- **Given request**
Below are some records: retype them all exactly, but not the pictures.

- **Listing**
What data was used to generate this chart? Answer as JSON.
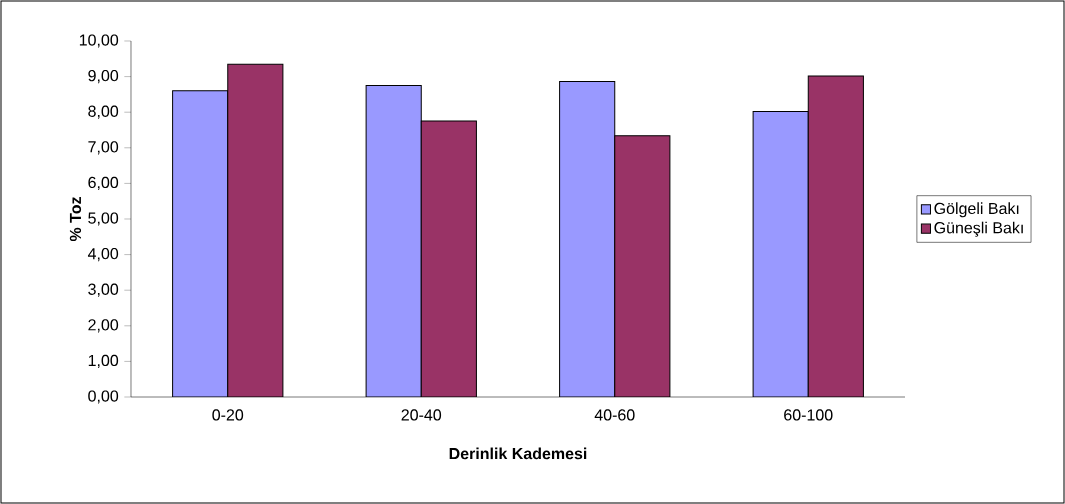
{
  "chart_data": {
    "type": "bar",
    "xlabel": "Derinlik Kademesi",
    "ylabel": "% Toz",
    "categories": [
      "0-20",
      "20-40",
      "40-60",
      "60-100"
    ],
    "series": [
      {
        "name": "Gölgeli Bakı",
        "color": "#9999ff",
        "values": [
          8.6,
          8.75,
          8.86,
          8.02
        ]
      },
      {
        "name": "Güneşli Bakı",
        "color": "#993366",
        "values": [
          9.35,
          7.75,
          7.34,
          9.02
        ]
      }
    ],
    "ylim": [
      0,
      10
    ],
    "yticks": [
      {
        "value": 0,
        "label": "0,00"
      },
      {
        "value": 1,
        "label": "1,00"
      },
      {
        "value": 2,
        "label": "2,00"
      },
      {
        "value": 3,
        "label": "3,00"
      },
      {
        "value": 4,
        "label": "4,00"
      },
      {
        "value": 5,
        "label": "5,00"
      },
      {
        "value": 6,
        "label": "6,00"
      },
      {
        "value": 7,
        "label": "7,00"
      },
      {
        "value": 8,
        "label": "8,00"
      },
      {
        "value": 9,
        "label": "9,00"
      },
      {
        "value": 10,
        "label": "10,00"
      }
    ],
    "grid": false,
    "legend": "right"
  }
}
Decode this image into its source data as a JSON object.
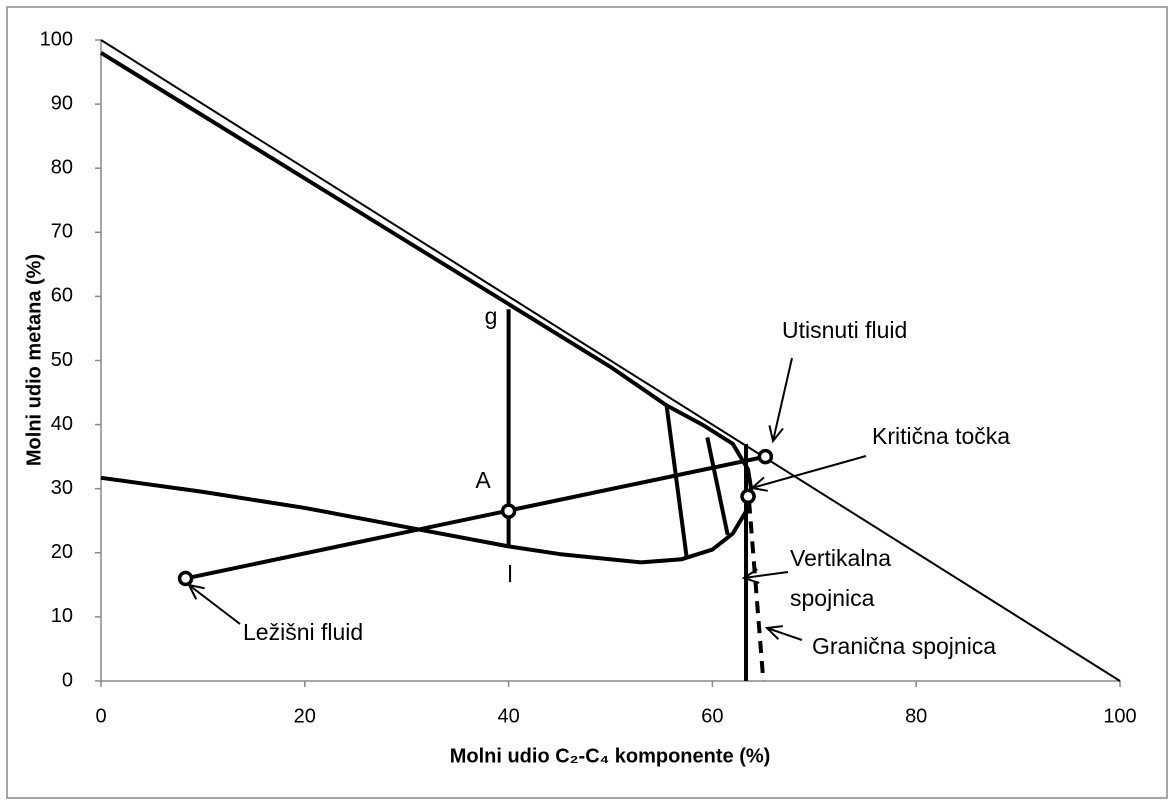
{
  "chart_data": {
    "type": "line",
    "xlabel": "Molni udio C₂-C₄ komponente (%)",
    "ylabel": "Molni udio metana  (%)",
    "xlim": [
      0,
      100
    ],
    "ylim": [
      0,
      100
    ],
    "xticks": [
      0,
      20,
      40,
      60,
      80,
      100
    ],
    "yticks": [
      0,
      10,
      20,
      30,
      40,
      50,
      60,
      70,
      80,
      90,
      100
    ],
    "color": "#000000",
    "series": [
      {
        "style": "thin",
        "x": [
          0,
          100
        ],
        "y": [
          100,
          0
        ]
      },
      {
        "style": "bold",
        "x": [
          0,
          10,
          20,
          30,
          40,
          50,
          55.5,
          59,
          62,
          63.5,
          63.8,
          63.5,
          62,
          60,
          57,
          53,
          45,
          40,
          30,
          20,
          10,
          0
        ],
        "y": [
          98,
          88.2,
          78.4,
          68.6,
          58.8,
          49,
          43,
          40,
          37,
          33,
          30,
          27,
          23,
          20.5,
          19,
          18.5,
          19.8,
          21,
          24,
          27,
          29.5,
          31.7
        ]
      },
      {
        "style": "bold",
        "x": [
          40,
          40
        ],
        "y": [
          58,
          21
        ]
      },
      {
        "style": "bold",
        "x": [
          55.5,
          57.5
        ],
        "y": [
          43,
          19
        ]
      },
      {
        "style": "bold",
        "x": [
          59.5,
          61.5
        ],
        "y": [
          38,
          22.8
        ]
      },
      {
        "style": "bold",
        "x": [
          63.3,
          63.3
        ],
        "y": [
          37,
          0
        ]
      },
      {
        "style": "bold",
        "x": [
          8.3,
          65.2
        ],
        "y": [
          16,
          35
        ]
      },
      {
        "style": "dashed",
        "x": [
          63.6,
          64.5,
          65
        ],
        "y": [
          28,
          10,
          0
        ]
      }
    ],
    "points": {
      "x": [
        8.3,
        40,
        63.5,
        65.2
      ],
      "y": [
        16,
        26.5,
        28.8,
        35
      ]
    },
    "annotations": [
      "Utisnuti fluid",
      "Kritična točka",
      "Vertikalna",
      "spojnica",
      "Granična spojnica",
      "Ležišni fluid",
      "g",
      "l",
      "A"
    ]
  }
}
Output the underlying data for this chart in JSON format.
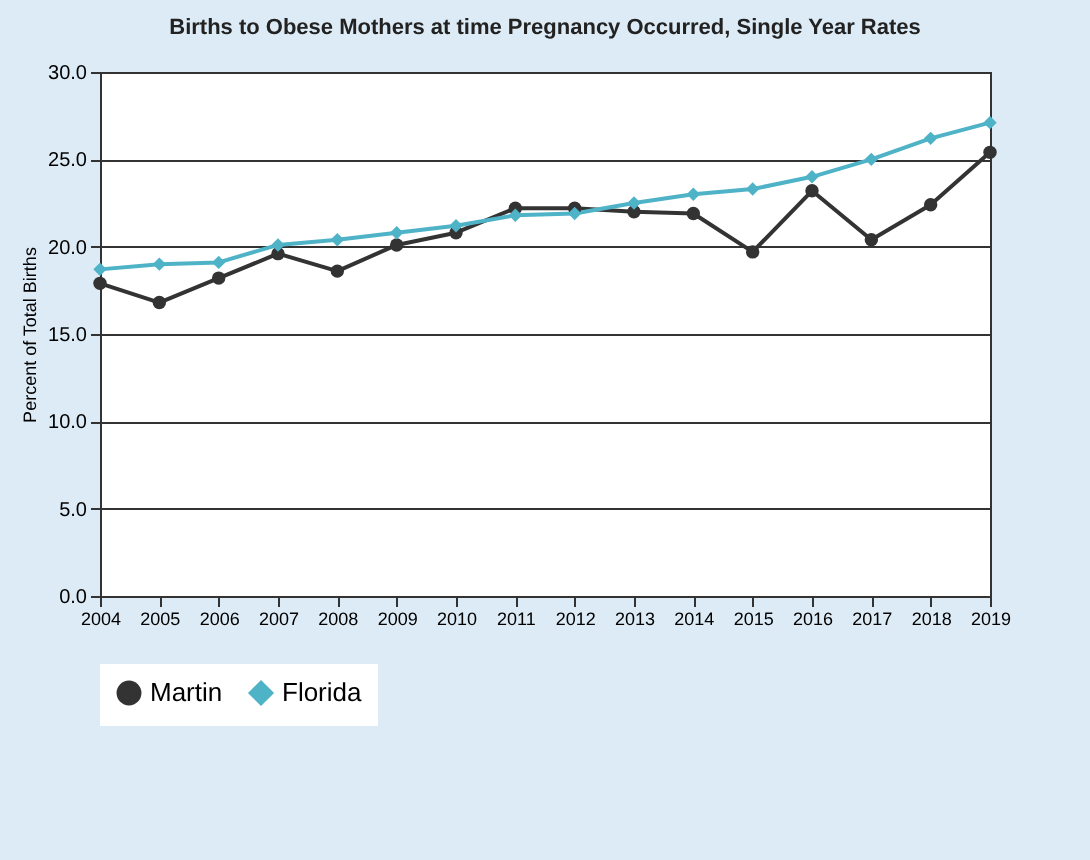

- **Exercise output**
What data was used to generate this chart? Answer as JSON.
{
  "chart_data": {
    "type": "bar",
    "xlabel": "Derinlik Kademesi",
    "ylabel": "% Toz",
    "categories": [
      "0-20",
      "20-40",
      "40-60",
      "60-100"
    ],
    "series": [
      {
        "name": "Gölgeli Bakı",
        "color": "#9999ff",
        "values": [
          8.6,
          8.75,
          8.86,
          8.02
        ]
      },
      {
        "name": "Güneşli Bakı",
        "color": "#993366",
        "values": [
          9.35,
          7.75,
          7.34,
          9.02
        ]
      }
    ],
    "ylim": [
      0,
      10
    ],
    "yticks": [
      {
        "value": 0,
        "label": "0,00"
      },
      {
        "value": 1,
        "label": "1,00"
      },
      {
        "value": 2,
        "label": "2,00"
      },
      {
        "value": 3,
        "label": "3,00"
      },
      {
        "value": 4,
        "label": "4,00"
      },
      {
        "value": 5,
        "label": "5,00"
      },
      {
        "value": 6,
        "label": "6,00"
      },
      {
        "value": 7,
        "label": "7,00"
      },
      {
        "value": 8,
        "label": "8,00"
      },
      {
        "value": 9,
        "label": "9,00"
      },
      {
        "value": 10,
        "label": "10,00"
      }
    ],
    "grid": false,
    "legend": "right"
  }
}
Decode this image into its source data as a JSON object.
{
  "chart_data": {
    "type": "line",
    "xlabel": "Molni udio C₂-C₄ komponente (%)",
    "ylabel": "Molni udio metana  (%)",
    "xlim": [
      0,
      100
    ],
    "ylim": [
      0,
      100
    ],
    "xticks": [
      0,
      20,
      40,
      60,
      80,
      100
    ],
    "yticks": [
      0,
      10,
      20,
      30,
      40,
      50,
      60,
      70,
      80,
      90,
      100
    ],
    "color": "#000000",
    "series": [
      {
        "style": "thin",
        "x": [
          0,
          100
        ],
        "y": [
          100,
          0
        ]
      },
      {
        "style": "bold",
        "x": [
          0,
          10,
          20,
          30,
          40,
          50,
          55.5,
          59,
          62,
          63.5,
          63.8,
          63.5,
          62,
          60,
          57,
          53,
          45,
          40,
          30,
          20,
          10,
          0
        ],
        "y": [
          98,
          88.2,
          78.4,
          68.6,
          58.8,
          49,
          43,
          40,
          37,
          33,
          30,
          27,
          23,
          20.5,
          19,
          18.5,
          19.8,
          21,
          24,
          27,
          29.5,
          31.7
        ]
      },
      {
        "style": "bold",
        "x": [
          40,
          40
        ],
        "y": [
          58,
          21
        ]
      },
      {
        "style": "bold",
        "x": [
          55.5,
          57.5
        ],
        "y": [
          43,
          19
        ]
      },
      {
        "style": "bold",
        "x": [
          59.5,
          61.5
        ],
        "y": [
          38,
          22.8
        ]
      },
      {
        "style": "bold",
        "x": [
          63.3,
          63.3
        ],
        "y": [
          37,
          0
        ]
      },
      {
        "style": "bold",
        "x": [
          8.3,
          65.2
        ],
        "y": [
          16,
          35
        ]
      },
      {
        "style": "dashed",
        "x": [
          63.6,
          64.5,
          65
        ],
        "y": [
          28,
          10,
          0
        ]
      }
    ],
    "points": {
      "x": [
        8.3,
        40,
        63.5,
        65.2
      ],
      "y": [
        16,
        26.5,
        28.8,
        35
      ]
    },
    "annotations": [
      "Utisnuti fluid",
      "Kritična točka",
      "Vertikalna",
      "spojnica",
      "Granična spojnica",
      "Ležišni fluid",
      "g",
      "l",
      "A"
    ]
  }
}
Output the underlying data for this chart in JSON format.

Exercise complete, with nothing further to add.